▶ [Do this]:
Copy every entry precisely.

Collected data entries
=-=-=-=-=

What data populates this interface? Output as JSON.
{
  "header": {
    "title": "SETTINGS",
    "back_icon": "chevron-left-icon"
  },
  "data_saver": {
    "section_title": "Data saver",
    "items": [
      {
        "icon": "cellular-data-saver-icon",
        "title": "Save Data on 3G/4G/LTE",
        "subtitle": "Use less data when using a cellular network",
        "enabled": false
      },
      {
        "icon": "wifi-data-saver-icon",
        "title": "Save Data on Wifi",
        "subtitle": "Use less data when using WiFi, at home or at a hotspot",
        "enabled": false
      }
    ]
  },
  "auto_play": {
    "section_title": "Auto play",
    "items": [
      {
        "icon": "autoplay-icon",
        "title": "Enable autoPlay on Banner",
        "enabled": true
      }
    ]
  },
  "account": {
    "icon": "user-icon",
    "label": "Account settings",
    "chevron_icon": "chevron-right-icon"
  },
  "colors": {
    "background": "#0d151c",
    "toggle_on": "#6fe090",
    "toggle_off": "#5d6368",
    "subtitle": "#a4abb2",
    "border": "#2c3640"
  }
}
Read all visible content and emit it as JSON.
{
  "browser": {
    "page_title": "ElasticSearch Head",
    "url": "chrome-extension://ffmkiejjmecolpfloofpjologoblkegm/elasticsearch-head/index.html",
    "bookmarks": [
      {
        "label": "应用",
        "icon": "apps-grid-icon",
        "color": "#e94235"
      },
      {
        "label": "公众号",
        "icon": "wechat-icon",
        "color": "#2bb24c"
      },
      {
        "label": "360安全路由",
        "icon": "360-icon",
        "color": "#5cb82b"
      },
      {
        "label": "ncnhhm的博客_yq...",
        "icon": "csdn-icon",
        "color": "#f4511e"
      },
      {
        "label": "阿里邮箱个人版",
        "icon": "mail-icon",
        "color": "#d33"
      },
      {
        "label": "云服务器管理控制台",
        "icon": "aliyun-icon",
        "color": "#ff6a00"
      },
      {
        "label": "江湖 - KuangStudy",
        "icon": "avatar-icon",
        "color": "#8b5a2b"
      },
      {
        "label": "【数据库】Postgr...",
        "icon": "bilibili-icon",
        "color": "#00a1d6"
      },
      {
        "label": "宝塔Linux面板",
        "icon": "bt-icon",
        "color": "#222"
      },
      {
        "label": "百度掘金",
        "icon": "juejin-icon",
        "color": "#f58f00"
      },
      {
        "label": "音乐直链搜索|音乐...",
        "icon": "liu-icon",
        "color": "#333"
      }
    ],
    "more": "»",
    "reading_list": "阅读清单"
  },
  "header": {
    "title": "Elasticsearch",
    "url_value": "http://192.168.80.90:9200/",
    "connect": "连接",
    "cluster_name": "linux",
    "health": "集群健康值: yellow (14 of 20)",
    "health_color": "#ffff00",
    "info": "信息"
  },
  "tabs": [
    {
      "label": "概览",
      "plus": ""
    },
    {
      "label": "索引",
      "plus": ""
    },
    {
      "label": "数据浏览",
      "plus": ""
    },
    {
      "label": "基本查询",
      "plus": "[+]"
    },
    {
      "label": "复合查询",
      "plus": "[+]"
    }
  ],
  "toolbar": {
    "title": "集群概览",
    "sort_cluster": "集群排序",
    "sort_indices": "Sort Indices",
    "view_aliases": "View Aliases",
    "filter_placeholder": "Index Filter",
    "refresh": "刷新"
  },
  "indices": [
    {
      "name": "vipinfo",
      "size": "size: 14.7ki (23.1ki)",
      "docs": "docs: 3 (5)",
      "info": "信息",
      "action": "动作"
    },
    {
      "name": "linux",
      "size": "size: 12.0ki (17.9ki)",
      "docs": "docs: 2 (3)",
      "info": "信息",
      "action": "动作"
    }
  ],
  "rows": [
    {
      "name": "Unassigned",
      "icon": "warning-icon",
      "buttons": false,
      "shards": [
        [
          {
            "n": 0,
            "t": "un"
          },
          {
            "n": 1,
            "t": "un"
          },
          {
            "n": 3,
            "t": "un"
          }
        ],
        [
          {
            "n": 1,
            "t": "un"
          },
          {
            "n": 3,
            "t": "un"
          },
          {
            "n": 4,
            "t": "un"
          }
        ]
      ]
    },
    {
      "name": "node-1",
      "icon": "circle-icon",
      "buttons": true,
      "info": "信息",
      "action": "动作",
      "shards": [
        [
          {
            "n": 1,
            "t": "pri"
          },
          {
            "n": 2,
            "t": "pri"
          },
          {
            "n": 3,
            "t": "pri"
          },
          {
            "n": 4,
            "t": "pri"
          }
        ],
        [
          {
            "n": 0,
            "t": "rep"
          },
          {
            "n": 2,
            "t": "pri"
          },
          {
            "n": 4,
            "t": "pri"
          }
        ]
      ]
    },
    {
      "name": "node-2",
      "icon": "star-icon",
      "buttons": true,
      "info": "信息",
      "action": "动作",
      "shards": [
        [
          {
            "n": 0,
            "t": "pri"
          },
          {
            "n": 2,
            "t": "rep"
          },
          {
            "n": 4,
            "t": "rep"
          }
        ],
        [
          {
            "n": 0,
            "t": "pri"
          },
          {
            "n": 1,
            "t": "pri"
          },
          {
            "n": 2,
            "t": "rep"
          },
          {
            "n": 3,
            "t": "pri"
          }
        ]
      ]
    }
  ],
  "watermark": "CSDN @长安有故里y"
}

=-=-=-=-=

▶ [Response below]:
What data populates this interface? Output as JSON.
{
  "header": {
    "title": "SETTINGS",
    "back_icon": "chevron-left-icon"
  },
  "data_saver": {
    "section_title": "Data saver",
    "items": [
      {
        "icon": "cellular-data-saver-icon",
        "title": "Save Data on 3G/4G/LTE",
        "subtitle": "Use less data when using a cellular network",
        "enabled": false
      },
      {
        "icon": "wifi-data-saver-icon",
        "title": "Save Data on Wifi",
        "subtitle": "Use less data when using WiFi, at home or at a hotspot",
        "enabled": false
      }
    ]
  },
  "auto_play": {
    "section_title": "Auto play",
    "items": [
      {
        "icon": "autoplay-icon",
        "title": "Enable autoPlay on Banner",
        "enabled": true
      }
    ]
  },
  "account": {
    "icon": "user-icon",
    "label": "Account settings",
    "chevron_icon": "chevron-right-icon"
  },
  "colors": {
    "background": "#0d151c",
    "toggle_on": "#6fe090",
    "toggle_off": "#5d6368",
    "subtitle": "#a4abb2",
    "border": "#2c3640"
  }
}
Read all visible content and emit it as JSON.
{
  "browser": {
    "page_title": "ElasticSearch Head",
    "url": "chrome-extension://ffmkiejjmecolpfloofpjologoblkegm/elasticsearch-head/index.html",
    "bookmarks": [
      {
        "label": "应用",
        "icon": "apps-grid-icon",
        "color": "#e94235"
      },
      {
        "label": "公众号",
        "icon": "wechat-icon",
        "color": "#2bb24c"
      },
      {
        "label": "360安全路由",
        "icon": "360-icon",
        "color": "#5cb82b"
      },
      {
        "label": "ncnhhm的博客_yq...",
        "icon": "csdn-icon",
        "color": "#f4511e"
      },
      {
        "label": "阿里邮箱个人版",
        "icon": "mail-icon",
        "color": "#d33"
      },
      {
        "label": "云服务器管理控制台",
        "icon": "aliyun-icon",
        "color": "#ff6a00"
      },
      {
        "label": "江湖 - KuangStudy",
        "icon": "avatar-icon",
        "color": "#8b5a2b"
      },
      {
        "label": "【数据库】Postgr...",
        "icon": "bilibili-icon",
        "color": "#00a1d6"
      },
      {
        "label": "宝塔Linux面板",
        "icon": "bt-icon",
        "color": "#222"
      },
      {
        "label": "百度掘金",
        "icon": "juejin-icon",
        "color": "#f58f00"
      },
      {
        "label": "音乐直链搜索|音乐...",
        "icon": "liu-icon",
        "color": "#333"
      }
    ],
    "more": "»",
    "reading_list": "阅读清单"
  },
  "header": {
    "title": "Elasticsearch",
    "url_value": "http://192.168.80.90:9200/",
    "connect": "连接",
    "cluster_name": "linux",
    "health": "集群健康值: yellow (14 of 20)",
    "health_color": "#ffff00",
    "info": "信息"
  },
  "tabs": [
    {
      "label": "概览",
      "plus": ""
    },
    {
      "label": "索引",
      "plus": ""
    },
    {
      "label": "数据浏览",
      "plus": ""
    },
    {
      "label": "基本查询",
      "plus": "[+]"
    },
    {
      "label": "复合查询",
      "plus": "[+]"
    }
  ],
  "toolbar": {
    "title": "集群概览",
    "sort_cluster": "集群排序",
    "sort_indices": "Sort Indices",
    "view_aliases": "View Aliases",
    "filter_placeholder": "Index Filter",
    "refresh": "刷新"
  },
  "indices": [
    {
      "name": "vipinfo",
      "size": "size: 14.7ki (23.1ki)",
      "docs": "docs: 3 (5)",
      "info": "信息",
      "action": "动作"
    },
    {
      "name": "linux",
      "size": "size: 12.0ki (17.9ki)",
      "docs": "docs: 2 (3)",
      "info": "信息",
      "action": "动作"
    }
  ],
  "rows": [
    {
      "name": "Unassigned",
      "icon": "warning-icon",
      "buttons": false,
      "shards": [
        [
          {
            "n": 0,
            "t": "un"
          },
          {
            "n": 1,
            "t": "un"
          },
          {
            "n": 3,
            "t": "un"
          }
        ],
        [
          {
            "n": 1,
            "t": "un"
          },
          {
            "n": 3,
            "t": "un"
          },
          {
            "n": 4,
            "t": "un"
          }
        ]
      ]
    },
    {
      "name": "node-1",
      "icon": "circle-icon",
      "buttons": true,
      "info": "信息",
      "action": "动作",
      "shards": [
        [
          {
            "n": 1,
            "t": "pri"
          },
          {
            "n": 2,
            "t": "pri"
          },
          {
            "n": 3,
            "t": "pri"
          },
          {
            "n": 4,
            "t": "pri"
          }
        ],
        [
          {
            "n": 0,
            "t": "rep"
          },
          {
            "n": 2,
            "t": "pri"
          },
          {
            "n": 4,
            "t": "pri"
          }
        ]
      ]
    },
    {
      "name": "node-2",
      "icon": "star-icon",
      "buttons": true,
      "info": "信息",
      "action": "动作",
      "shards": [
        [
          {
            "n": 0,
            "t": "pri"
          },
          {
            "n": 2,
            "t": "rep"
          },
          {
            "n": 4,
            "t": "rep"
          }
        ],
        [
          {
            "n": 0,
            "t": "pri"
          },
          {
            "n": 1,
            "t": "pri"
          },
          {
            "n": 2,
            "t": "rep"
          },
          {
            "n": 3,
            "t": "pri"
          }
        ]
      ]
    }
  ],
  "watermark": "CSDN @长安有故里y"
}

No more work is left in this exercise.